» **What you have to do**
Below you will find a set of lines. Repeat them all exactly.

» **Material for this exercise**
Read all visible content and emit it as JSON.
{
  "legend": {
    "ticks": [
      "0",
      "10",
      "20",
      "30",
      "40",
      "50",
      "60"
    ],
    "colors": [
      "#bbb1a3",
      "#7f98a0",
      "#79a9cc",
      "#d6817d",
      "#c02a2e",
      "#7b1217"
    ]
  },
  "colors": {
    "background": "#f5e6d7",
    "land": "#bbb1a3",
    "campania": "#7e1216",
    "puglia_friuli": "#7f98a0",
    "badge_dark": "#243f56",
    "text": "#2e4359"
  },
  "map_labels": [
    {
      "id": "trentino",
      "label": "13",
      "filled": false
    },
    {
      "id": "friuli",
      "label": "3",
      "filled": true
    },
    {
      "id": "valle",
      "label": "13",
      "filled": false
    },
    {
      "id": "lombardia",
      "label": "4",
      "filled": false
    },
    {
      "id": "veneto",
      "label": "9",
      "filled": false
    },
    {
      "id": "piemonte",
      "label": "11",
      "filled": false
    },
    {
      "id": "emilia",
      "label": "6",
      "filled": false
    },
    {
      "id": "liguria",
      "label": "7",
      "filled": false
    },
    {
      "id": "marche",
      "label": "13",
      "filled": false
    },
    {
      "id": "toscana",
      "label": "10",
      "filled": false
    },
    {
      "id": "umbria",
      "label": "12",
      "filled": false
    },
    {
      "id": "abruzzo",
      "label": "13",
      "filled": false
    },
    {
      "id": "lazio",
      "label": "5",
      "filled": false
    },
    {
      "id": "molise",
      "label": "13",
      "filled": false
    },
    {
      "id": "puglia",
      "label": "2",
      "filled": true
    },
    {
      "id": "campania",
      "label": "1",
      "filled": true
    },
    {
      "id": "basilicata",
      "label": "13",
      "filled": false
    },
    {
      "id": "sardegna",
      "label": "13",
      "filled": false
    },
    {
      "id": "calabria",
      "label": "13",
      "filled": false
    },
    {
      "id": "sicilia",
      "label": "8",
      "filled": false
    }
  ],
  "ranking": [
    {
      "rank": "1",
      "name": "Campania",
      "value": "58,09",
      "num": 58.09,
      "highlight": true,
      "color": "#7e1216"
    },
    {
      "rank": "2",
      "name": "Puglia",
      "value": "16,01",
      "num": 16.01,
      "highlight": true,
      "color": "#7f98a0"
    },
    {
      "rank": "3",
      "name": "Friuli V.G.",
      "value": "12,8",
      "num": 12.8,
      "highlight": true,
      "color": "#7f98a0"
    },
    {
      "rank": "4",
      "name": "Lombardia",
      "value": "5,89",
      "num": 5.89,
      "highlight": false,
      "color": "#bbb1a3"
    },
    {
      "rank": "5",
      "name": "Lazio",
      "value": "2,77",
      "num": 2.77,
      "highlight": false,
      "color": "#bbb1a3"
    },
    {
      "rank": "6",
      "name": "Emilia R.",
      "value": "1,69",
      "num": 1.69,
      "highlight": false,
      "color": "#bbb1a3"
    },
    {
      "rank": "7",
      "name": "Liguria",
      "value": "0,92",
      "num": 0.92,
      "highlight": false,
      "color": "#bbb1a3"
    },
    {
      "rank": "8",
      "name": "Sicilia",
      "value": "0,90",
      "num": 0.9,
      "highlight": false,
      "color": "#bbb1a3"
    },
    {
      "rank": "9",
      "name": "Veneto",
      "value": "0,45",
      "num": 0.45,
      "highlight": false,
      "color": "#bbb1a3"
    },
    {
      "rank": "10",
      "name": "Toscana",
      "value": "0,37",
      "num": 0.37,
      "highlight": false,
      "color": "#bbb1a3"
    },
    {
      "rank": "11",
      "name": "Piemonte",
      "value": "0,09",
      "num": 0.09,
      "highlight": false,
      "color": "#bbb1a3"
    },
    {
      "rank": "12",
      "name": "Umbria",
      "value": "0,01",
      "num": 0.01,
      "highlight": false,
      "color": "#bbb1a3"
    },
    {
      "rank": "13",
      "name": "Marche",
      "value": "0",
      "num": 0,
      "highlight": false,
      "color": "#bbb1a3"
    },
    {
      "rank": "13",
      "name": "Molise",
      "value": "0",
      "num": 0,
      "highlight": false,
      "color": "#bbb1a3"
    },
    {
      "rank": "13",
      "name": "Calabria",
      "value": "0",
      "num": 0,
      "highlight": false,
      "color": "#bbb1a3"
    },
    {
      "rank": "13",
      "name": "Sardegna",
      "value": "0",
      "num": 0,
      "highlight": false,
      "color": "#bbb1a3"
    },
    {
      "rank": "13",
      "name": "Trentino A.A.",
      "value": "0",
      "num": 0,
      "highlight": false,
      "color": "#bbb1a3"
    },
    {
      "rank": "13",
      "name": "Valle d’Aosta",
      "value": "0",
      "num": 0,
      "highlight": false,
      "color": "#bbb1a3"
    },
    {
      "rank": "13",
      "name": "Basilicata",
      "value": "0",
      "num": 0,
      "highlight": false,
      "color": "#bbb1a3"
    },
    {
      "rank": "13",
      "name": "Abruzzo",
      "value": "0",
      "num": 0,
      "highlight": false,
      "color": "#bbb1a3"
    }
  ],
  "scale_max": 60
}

» **Written response**
Read all visible content and emit it as JSON.
{
  "legend": {
    "ticks": [
      "0",
      "10",
      "20",
      "30",
      "40",
      "50",
      "60"
    ],
    "colors": [
      "#bbb1a3",
      "#7f98a0",
      "#79a9cc",
      "#d6817d",
      "#c02a2e",
      "#7b1217"
    ]
  },
  "colors": {
    "background": "#f5e6d7",
    "land": "#bbb1a3",
    "campania": "#7e1216",
    "puglia_friuli": "#7f98a0",
    "badge_dark": "#243f56",
    "text": "#2e4359"
  },
  "map_labels": [
    {
      "id": "trentino",
      "label": "13",
      "filled": false
    },
    {
      "id": "friuli",
      "label": "3",
      "filled": true
    },
    {
      "id": "valle",
      "label": "13",
      "filled": false
    },
    {
      "id": "lombardia",
      "label": "4",
      "filled": false
    },
    {
      "id": "veneto",
      "label": "9",
      "filled": false
    },
    {
      "id": "piemonte",
      "label": "11",
      "filled": false
    },
    {
      "id": "emilia",
      "label": "6",
      "filled": false
    },
    {
      "id": "liguria",
      "label": "7",
      "filled": false
    },
    {
      "id": "marche",
      "label": "13",
      "filled": false
    },
    {
      "id": "toscana",
      "label": "10",
      "filled": false
    },
    {
      "id": "umbria",
      "label": "12",
      "filled": false
    },
    {
      "id": "abruzzo",
      "label": "13",
      "filled": false
    },
    {
      "id": "lazio",
      "label": "5",
      "filled": false
    },
    {
      "id": "molise",
      "label": "13",
      "filled": false
    },
    {
      "id": "puglia",
      "label": "2",
      "filled": true
    },
    {
      "id": "campania",
      "label": "1",
      "filled": true
    },
    {
      "id": "basilicata",
      "label": "13",
      "filled": false
    },
    {
      "id": "sardegna",
      "label": "13",
      "filled": false
    },
    {
      "id": "calabria",
      "label": "13",
      "filled": false
    },
    {
      "id": "sicilia",
      "label": "8",
      "filled": false
    }
  ],
  "ranking": [
    {
      "rank": "1",
      "name": "Campania",
      "value": "58,09",
      "num": 58.09,
      "highlight": true,
      "color": "#7e1216"
    },
    {
      "rank": "2",
      "name": "Puglia",
      "value": "16,01",
      "num": 16.01,
      "highlight": true,
      "color": "#7f98a0"
    },
    {
      "rank": "3",
      "name": "Friuli V.G.",
      "value": "12,8",
      "num": 12.8,
      "highlight": true,
      "color": "#7f98a0"
    },
    {
      "rank": "4",
      "name": "Lombardia",
      "value": "5,89",
      "num": 5.89,
      "highlight": false,
      "color": "#bbb1a3"
    },
    {
      "rank": "5",
      "name": "Lazio",
      "value": "2,77",
      "num": 2.77,
      "highlight": false,
      "color": "#bbb1a3"
    },
    {
      "rank": "6",
      "name": "Emilia R.",
      "value": "1,69",
      "num": 1.69,
      "highlight": false,
      "color": "#bbb1a3"
    },
    {
      "rank": "7",
      "name": "Liguria",
      "value": "0,92",
      "num": 0.92,
      "highlight": false,
      "color": "#bbb1a3"
    },
    {
      "rank": "8",
      "name": "Sicilia",
      "value": "0,90",
      "num": 0.9,
      "highlight": false,
      "color": "#bbb1a3"
    },
    {
      "rank": "9",
      "name": "Veneto",
      "value": "0,45",
      "num": 0.45,
      "highlight": false,
      "color": "#bbb1a3"
    },
    {
      "rank": "10",
      "name": "Toscana",
      "value": "0,37",
      "num": 0.37,
      "highlight": false,
      "color": "#bbb1a3"
    },
    {
      "rank": "11",
      "name": "Piemonte",
      "value": "0,09",
      "num": 0.09,
      "highlight": false,
      "color": "#bbb1a3"
    },
    {
      "rank": "12",
      "name": "Umbria",
      "value": "0,01",
      "num": 0.01,
      "highlight": false,
      "color": "#bbb1a3"
    },
    {
      "rank": "13",
      "name": "Marche",
      "value": "0",
      "num": 0,
      "highlight": false,
      "color": "#bbb1a3"
    },
    {
      "rank": "13",
      "name": "Molise",
      "value": "0",
      "num": 0,
      "highlight": false,
      "color": "#bbb1a3"
    },
    {
      "rank": "13",
      "name": "Calabria",
      "value": "0",
      "num": 0,
      "highlight": false,
      "color": "#bbb1a3"
    },
    {
      "rank": "13",
      "name": "Sardegna",
      "value": "0",
      "num": 0,
      "highlight": false,
      "color": "#bbb1a3"
    },
    {
      "rank": "13",
      "name": "Trentino A.A.",
      "value": "0",
      "num": 0,
      "highlight": false,
      "color": "#bbb1a3"
    },
    {
      "rank": "13",
      "name": "Valle d’Aosta",
      "value": "0",
      "num": 0,
      "highlight": false,
      "color": "#bbb1a3"
    },
    {
      "rank": "13",
      "name": "Basilicata",
      "value": "0",
      "num": 0,
      "highlight": false,
      "color": "#bbb1a3"
    },
    {
      "rank": "13",
      "name": "Abruzzo",
      "value": "0",
      "num": 0,
      "highlight": false,
      "color": "#bbb1a3"
    }
  ],
  "scale_max": 60
}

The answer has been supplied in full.